**What you are asked to do**
Quote the entries word for word. Omit the pictures.

Dataset items
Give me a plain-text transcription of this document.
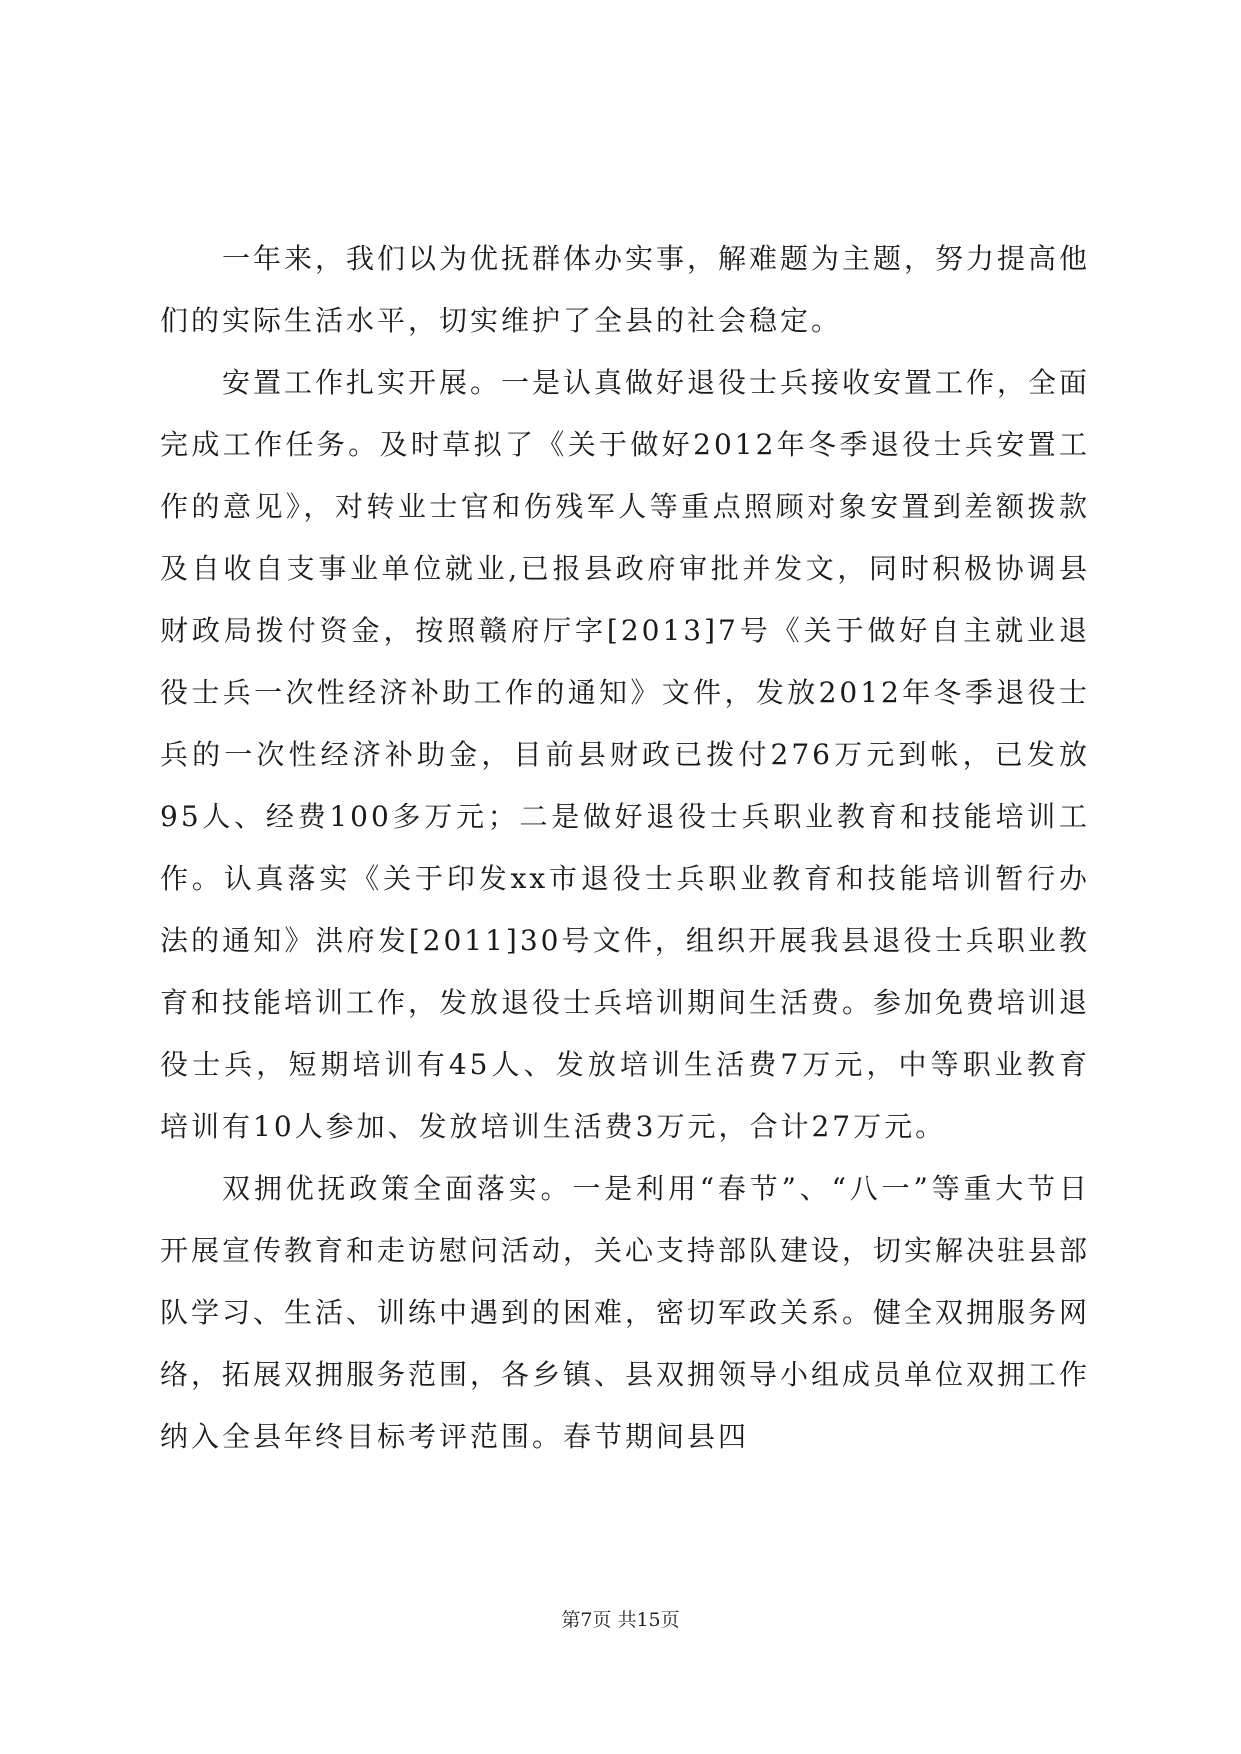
一年来，我们以为优抚群体办实事，解难题为主题，努力提高他们的实际生活水平，切实维护了全县的社会稳定。

安置工作扎实开展。一是认真做好退役士兵接收安置工作，全面完成工作任务。及时草拟了《关于做好2012年冬季退役士兵安置工作的意见》，对转业士官和伤残军人等重点照顾对象安置到差额拨款及自收自支事业单位就业,已报县政府审批并发文，同时积极协调县财政局拨付资金，按照赣府厅字[2013]7号《关于做好自主就业退役士兵一次性经济补助工作的通知》文件，发放2012年冬季退役士兵的一次性经济补助金，目前县财政已拨付276万元到帐，已发放95人、经费100多万元；二是做好退役士兵职业教育和技能培训工作。认真落实《关于印发xx市退役士兵职业教育和技能培训暂行办法的通知》洪府发[2011]30号文件，组织开展我县退役士兵职业教育和技能培训工作，发放退役士兵培训期间生活费。参加免费培训退役士兵，短期培训有45人、发放培训生活费7万元，中等职业教育培训有10人参加、发放培训生活费3万元，合计27万元。

双拥优抚政策全面落实。一是利用“春节”、“八一”等重大节日开展宣传教育和走访慰问活动，关心支持部队建设，切实解决驻县部队学习、生活、训练中遇到的困难，密切军政关系。健全双拥服务网络，拓展双拥服务范围，各乡镇、县双拥领导小组成员单位双拥工作纳入全县年终目标考评范围。春节期间县四

第7页 共15页
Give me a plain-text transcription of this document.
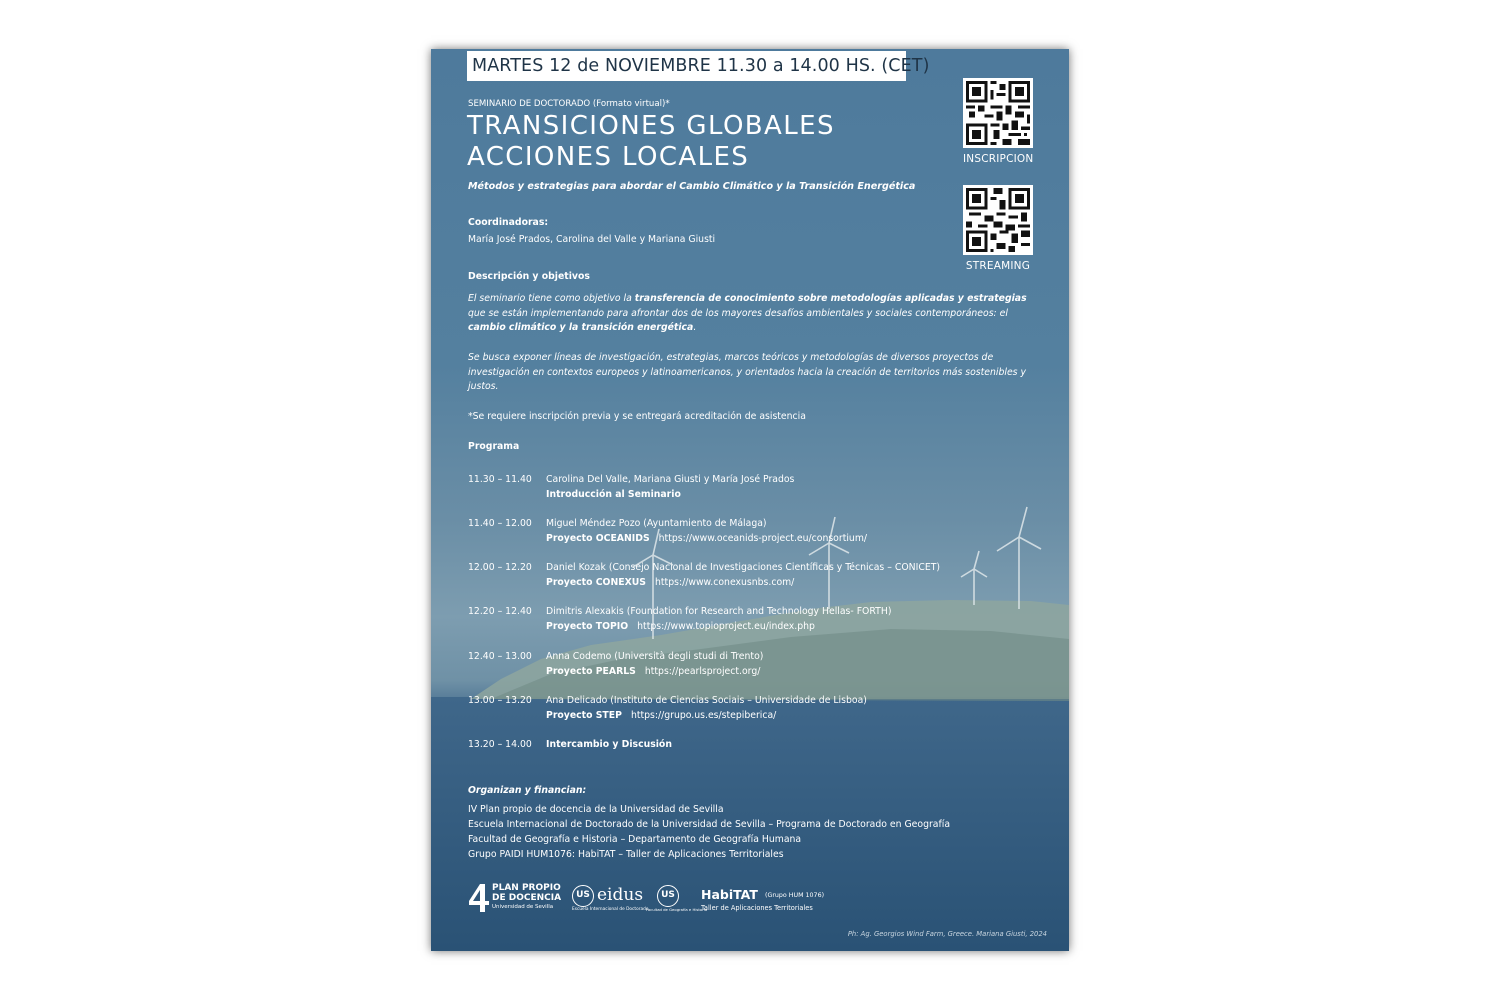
MARTES 12 de NOVIEMBRE 11.30 a 14.00 HS. (CET)
SEMINARIO DE DOCTORADO (Formato virtual)*
TRANSICIONES GLOBALES
ACCIONES LOCALES
Métodos y estrategias para abordar el Cambio Climático y la Transición Energética
INSCRIPCION
STREAMING
Coordinadoras:
María José Prados, Carolina del Valle y Mariana Giusti
Descripción y objetivos
El seminario tiene como objetivo la transferencia de conocimiento sobre metodologías aplicadas y estrategias que se están implementando para afrontar dos de los mayores desafíos ambientales y sociales contemporáneos: el cambio climático y la transición energética.
Se busca exponer líneas de investigación, estrategias, marcos teóricos y metodologías de diversos proyectos de investigación en contextos europeos y latinoamericanos, y orientados hacia la creación de territorios más sostenibles y justos.
*Se requiere inscripción previa y se entregará acreditación de asistencia
Programa
11.30 – 11.40 Carolina Del Valle, Mariana Giusti y María José Prados
Introducción al Seminario
11.40 – 12.00 Miguel Méndez Pozo (Ayuntamiento de Málaga)
Proyecto OCEANIDS https://www.oceanids-project.eu/consortium/
12.00 – 12.20 Daniel Kozak (Consejo Nacional de Investigaciones Científicas y Técnicas – CONICET)
Proyecto CONEXUS https://www.conexusnbs.com/
12.20 – 12.40 Dimitris Alexakis (Foundation for Research and Technology Hellas- FORTH)
Proyecto TOPIO https://www.topioproject.eu/index.php
12.40 – 13.00 Anna Codemo (Università degli studi di Trento)
Proyecto PEARLS https://pearlsproject.org/
13.00 – 13.20 Ana Delicado (Instituto de Ciencias Sociais – Universidade de Lisboa)
Proyecto STEP https://grupo.us.es/stepiberica/
13.20 – 14.00 Intercambio y Discusión
Organizan y financian:
IV Plan propio de docencia de la Universidad de Sevilla
Escuela Internacional de Doctorado de la Universidad de Sevilla – Programa de Doctorado en Geografía
Facultad de Geografía e Historia – Departamento de Geografía Humana
Grupo PAIDI HUM1076: HabiTAT – Taller de Aplicaciones Territoriales
PLAN PROPIO
DE DOCENCIA
Universidad de Sevilla
US eidus
Escuela Internacional de Doctorado
US
Facultad de Geografía e Historia
HabiTAT (Grupo HUM 1076)
Taller de Aplicaciones Territoriales
Ph: Ag. Georgios Wind Farm, Greece. Mariana Giusti, 2024
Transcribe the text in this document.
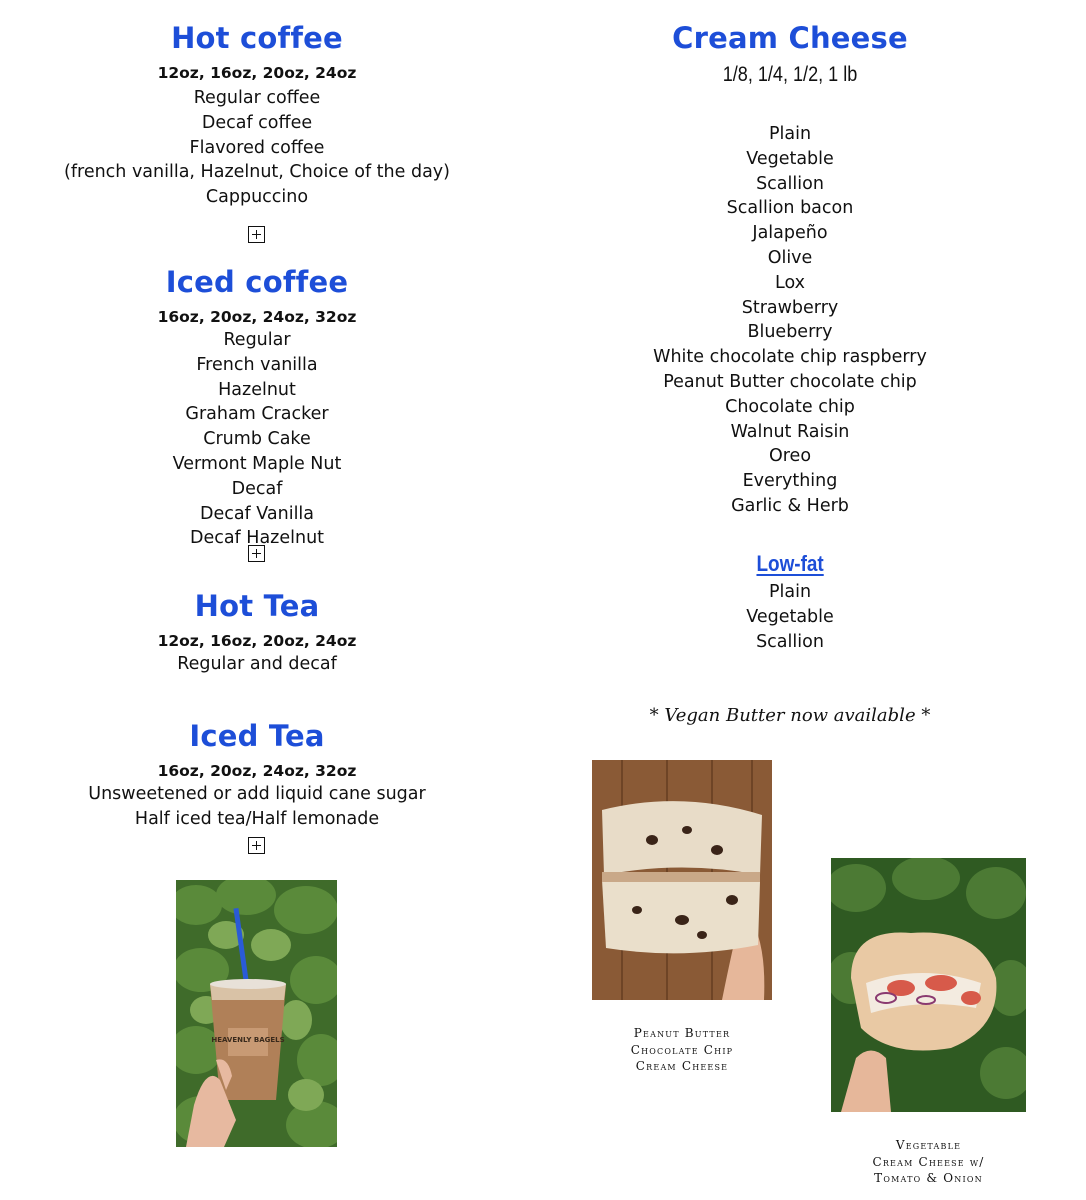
Hot coffee
12oz, 16oz, 20oz, 24oz
Regular coffee
Decaf coffee
Flavored coffee
(french vanilla, Hazelnut, Choice of the day)
Cappuccino
Iced coffee
16oz, 20oz, 24oz, 32oz
Regular
French vanilla
Hazelnut
Graham Cracker
Crumb Cake
Vermont Maple Nut
Decaf
Decaf Vanilla
Decaf Hazelnut
Hot Tea
12oz, 16oz, 20oz, 24oz
Regular and decaf
Iced Tea
16oz, 20oz, 24oz, 32oz
Unsweetened or add liquid cane sugar
Half iced tea/Half lemonade
HEAVENLY BAGELS
Cream Cheese
1/8, 1/4, 1/2, 1 lb
Plain
Vegetable
Scallion
Scallion bacon
Jalapeño
Olive
Lox
Strawberry
Blueberry
White chocolate chip raspberry
Peanut Butter chocolate chip
Chocolate chip
Walnut Raisin
Oreo
Everything
Garlic & Herb
Low-fat
Plain
Vegetable
Scallion
* Vegan Butter now available *
Peanut Butter
Chocolate Chip
Cream Cheese
Vegetable
Cream Cheese w/
Tomato & Onion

**Exercise solution**
Give me a plain-text transcription of this document.
一年来，我们以为优抚群体办实事，解难题为主题，努力提高他们的实际生活水平，切实维护了全县的社会稳定。

安置工作扎实开展。一是认真做好退役士兵接收安置工作，全面完成工作任务。及时草拟了《关于做好2012年冬季退役士兵安置工作的意见》，对转业士官和伤残军人等重点照顾对象安置到差额拨款及自收自支事业单位就业,已报县政府审批并发文，同时积极协调县财政局拨付资金，按照赣府厅字[2013]7号《关于做好自主就业退役士兵一次性经济补助工作的通知》文件，发放2012年冬季退役士兵的一次性经济补助金，目前县财政已拨付276万元到帐，已发放95人、经费100多万元；二是做好退役士兵职业教育和技能培训工作。认真落实《关于印发xx市退役士兵职业教育和技能培训暂行办法的通知》洪府发[2011]30号文件，组织开展我县退役士兵职业教育和技能培训工作，发放退役士兵培训期间生活费。参加免费培训退役士兵，短期培训有45人、发放培训生活费7万元，中等职业教育培训有10人参加、发放培训生活费3万元，合计27万元。

双拥优抚政策全面落实。一是利用“春节”、“八一”等重大节日开展宣传教育和走访慰问活动，关心支持部队建设，切实解决驻县部队学习、生活、训练中遇到的困难，密切军政关系。健全双拥服务网络，拓展双拥服务范围，各乡镇、县双拥领导小组成员单位双拥工作纳入全县年终目标考评范围。春节期间县四

第7页 共15页
Give me a plain-text transcription of this document.
MARTES 12 de NOVIEMBRE 11.30 a 14.00 HS. (CET)
SEMINARIO DE DOCTORADO (Formato virtual)*
TRANSICIONES GLOBALES
ACCIONES LOCALES
Métodos y estrategias para abordar el Cambio Climático y la Transición Energética
INSCRIPCION
STREAMING
Coordinadoras:
María José Prados, Carolina del Valle y Mariana Giusti
Descripción y objetivos
El seminario tiene como objetivo la transferencia de conocimiento sobre metodologías aplicadas y estrategias que se están implementando para afrontar dos de los mayores desafíos ambientales y sociales contemporáneos: el cambio climático y la transición energética.
Se busca exponer líneas de investigación, estrategias, marcos teóricos y metodologías de diversos proyectos de investigación en contextos europeos y latinoamericanos, y orientados hacia la creación de territorios más sostenibles y justos.
*Se requiere inscripción previa y se entregará acreditación de asistencia
Programa
11.30 – 11.40 Carolina Del Valle, Mariana Giusti y María José Prados
Introducción al Seminario
11.40 – 12.00 Miguel Méndez Pozo (Ayuntamiento de Málaga)
Proyecto OCEANIDS https://www.oceanids-project.eu/consortium/
12.00 – 12.20 Daniel Kozak (Consejo Nacional de Investigaciones Científicas y Técnicas – CONICET)
Proyecto CONEXUS https://www.conexusnbs.com/
12.20 – 12.40 Dimitris Alexakis (Foundation for Research and Technology Hellas- FORTH)
Proyecto TOPIO https://www.topioproject.eu/index.php
12.40 – 13.00 Anna Codemo (Università degli studi di Trento)
Proyecto PEARLS https://pearlsproject.org/
13.00 – 13.20 Ana Delicado (Instituto de Ciencias Sociais – Universidade de Lisboa)
Proyecto STEP https://grupo.us.es/stepiberica/
13.20 – 14.00 Intercambio y Discusión
Organizan y financian:
IV Plan propio de docencia de la Universidad de Sevilla
Escuela Internacional de Doctorado de la Universidad de Sevilla – Programa de Doctorado en Geografía
Facultad de Geografía e Historia – Departamento de Geografía Humana
Grupo PAIDI HUM1076: HabiTAT – Taller de Aplicaciones Territoriales
PLAN PROPIO
DE DOCENCIA
Universidad de Sevilla
US eidus
Escuela Internacional de Doctorado
US
Facultad de Geografía e Historia
HabiTAT (Grupo HUM 1076)
Taller de Aplicaciones Territoriales
Ph: Ag. Georgios Wind Farm, Greece. Mariana Giusti, 2024
Transcribe the text in this document.
Hot coffee
12oz, 16oz, 20oz, 24oz
Regular coffee
Decaf coffee
Flavored coffee
(french vanilla, Hazelnut, Choice of the day)
Cappuccino
Iced coffee
16oz, 20oz, 24oz, 32oz
Regular
French vanilla
Hazelnut
Graham Cracker
Crumb Cake
Vermont Maple Nut
Decaf
Decaf Vanilla
Decaf Hazelnut
Hot Tea
12oz, 16oz, 20oz, 24oz
Regular and decaf
Iced Tea
16oz, 20oz, 24oz, 32oz
Unsweetened or add liquid cane sugar
Half iced tea/Half lemonade
HEAVENLY BAGELS
Cream Cheese
1/8, 1/4, 1/2, 1 lb
Plain
Vegetable
Scallion
Scallion bacon
Jalapeño
Olive
Lox
Strawberry
Blueberry
White chocolate chip raspberry
Peanut Butter chocolate chip
Chocolate chip
Walnut Raisin
Oreo
Everything
Garlic & Herb
Low-fat
Plain
Vegetable
Scallion
* Vegan Butter now available *
Peanut Butter
Chocolate Chip
Cream Cheese
Vegetable
Cream Cheese w/
Tomato & Onion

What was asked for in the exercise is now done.